What the task asks: Without the pictures, can you quote each line below exactly?

* START Source material *

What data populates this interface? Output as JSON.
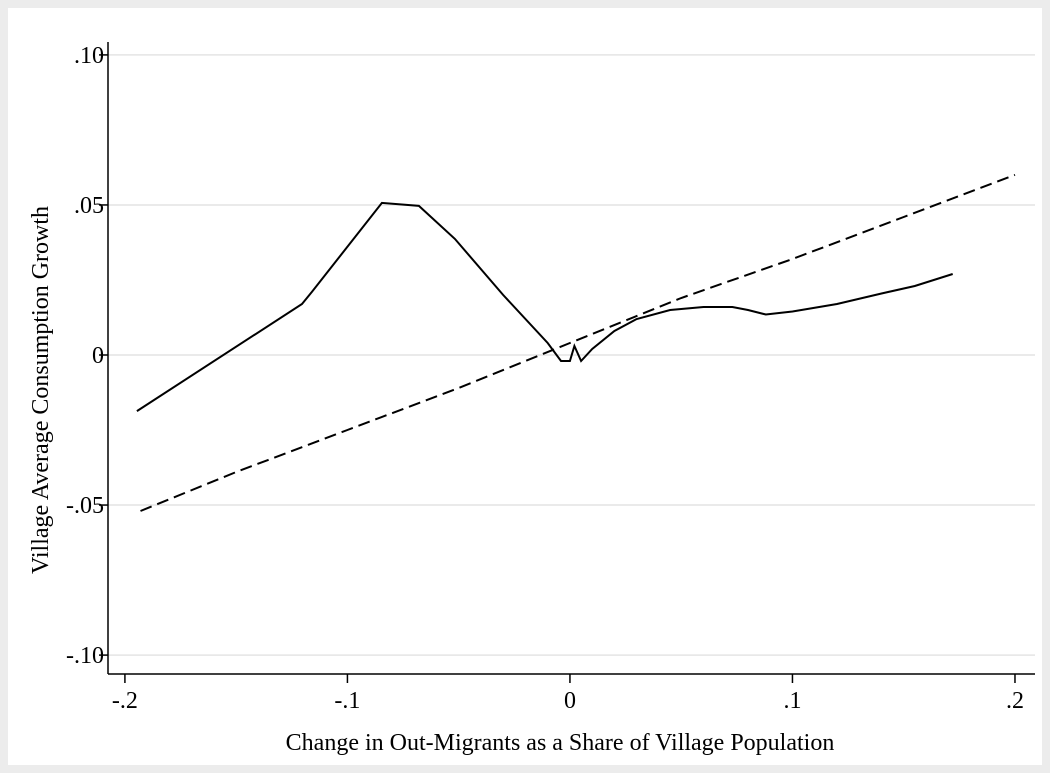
{
  "chart_data": {
    "type": "line",
    "xlabel": "Change in Out-Migrants as a Share of Village Population",
    "ylabel": "Village Average Consumption Growth",
    "xlim": [
      -0.2076,
      0.209
    ],
    "ylim": [
      -0.1063,
      0.1043
    ],
    "xticks": [
      {
        "value": -0.2,
        "label": "-.2"
      },
      {
        "value": -0.1,
        "label": "-.1"
      },
      0,
      {
        "value": 0.1,
        "label": ".1"
      },
      {
        "value": 0.2,
        "label": ".2"
      }
    ],
    "yticks": [
      {
        "value": -0.1,
        "label": "-.10"
      },
      {
        "value": -0.05,
        "label": "-.05"
      },
      0,
      {
        "value": 0.05,
        "label": ".05"
      },
      {
        "value": 0.1,
        "label": ".10"
      }
    ],
    "grid": true,
    "series": [
      {
        "color": "#000000",
        "line_style": "solid",
        "x": [
          -0.1946,
          -0.1204,
          -0.116,
          -0.0845,
          -0.0679,
          -0.0517,
          -0.03,
          -0.01,
          -0.004,
          0.0,
          0.002,
          0.005,
          0.01,
          0.02,
          0.03,
          0.045,
          0.06,
          0.073,
          0.08,
          0.088,
          0.1,
          0.12,
          0.14,
          0.155,
          0.172
        ],
        "values": [
          -0.0187,
          0.017,
          0.021,
          0.0507,
          0.0497,
          0.0387,
          0.02,
          0.004,
          -0.002,
          -0.002,
          0.003,
          -0.002,
          0.002,
          0.008,
          0.012,
          0.015,
          0.016,
          0.016,
          0.015,
          0.0135,
          0.0145,
          0.017,
          0.0205,
          0.023,
          0.027
        ]
      },
      {
        "color": "#000000",
        "line_style": "dashed",
        "x": [
          -0.193,
          -0.15,
          -0.1,
          -0.05,
          0.0,
          0.05,
          0.1,
          0.15,
          0.2
        ],
        "values": [
          -0.052,
          -0.039,
          -0.025,
          -0.011,
          0.004,
          0.019,
          0.032,
          0.046,
          0.06
        ]
      }
    ]
  }
}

* END Source material *

Response to this exercise:
What data populates this interface? Output as JSON.
{
  "chart_data": {
    "type": "line",
    "xlabel": "Change in Out-Migrants as a Share of Village Population",
    "ylabel": "Village Average Consumption Growth",
    "xlim": [
      -0.2076,
      0.209
    ],
    "ylim": [
      -0.1063,
      0.1043
    ],
    "xticks": [
      {
        "value": -0.2,
        "label": "-.2"
      },
      {
        "value": -0.1,
        "label": "-.1"
      },
      0,
      {
        "value": 0.1,
        "label": ".1"
      },
      {
        "value": 0.2,
        "label": ".2"
      }
    ],
    "yticks": [
      {
        "value": -0.1,
        "label": "-.10"
      },
      {
        "value": -0.05,
        "label": "-.05"
      },
      0,
      {
        "value": 0.05,
        "label": ".05"
      },
      {
        "value": 0.1,
        "label": ".10"
      }
    ],
    "grid": true,
    "series": [
      {
        "color": "#000000",
        "line_style": "solid",
        "x": [
          -0.1946,
          -0.1204,
          -0.116,
          -0.0845,
          -0.0679,
          -0.0517,
          -0.03,
          -0.01,
          -0.004,
          0.0,
          0.002,
          0.005,
          0.01,
          0.02,
          0.03,
          0.045,
          0.06,
          0.073,
          0.08,
          0.088,
          0.1,
          0.12,
          0.14,
          0.155,
          0.172
        ],
        "values": [
          -0.0187,
          0.017,
          0.021,
          0.0507,
          0.0497,
          0.0387,
          0.02,
          0.004,
          -0.002,
          -0.002,
          0.003,
          -0.002,
          0.002,
          0.008,
          0.012,
          0.015,
          0.016,
          0.016,
          0.015,
          0.0135,
          0.0145,
          0.017,
          0.0205,
          0.023,
          0.027
        ]
      },
      {
        "color": "#000000",
        "line_style": "dashed",
        "x": [
          -0.193,
          -0.15,
          -0.1,
          -0.05,
          0.0,
          0.05,
          0.1,
          0.15,
          0.2
        ],
        "values": [
          -0.052,
          -0.039,
          -0.025,
          -0.011,
          0.004,
          0.019,
          0.032,
          0.046,
          0.06
        ]
      }
    ]
  }
}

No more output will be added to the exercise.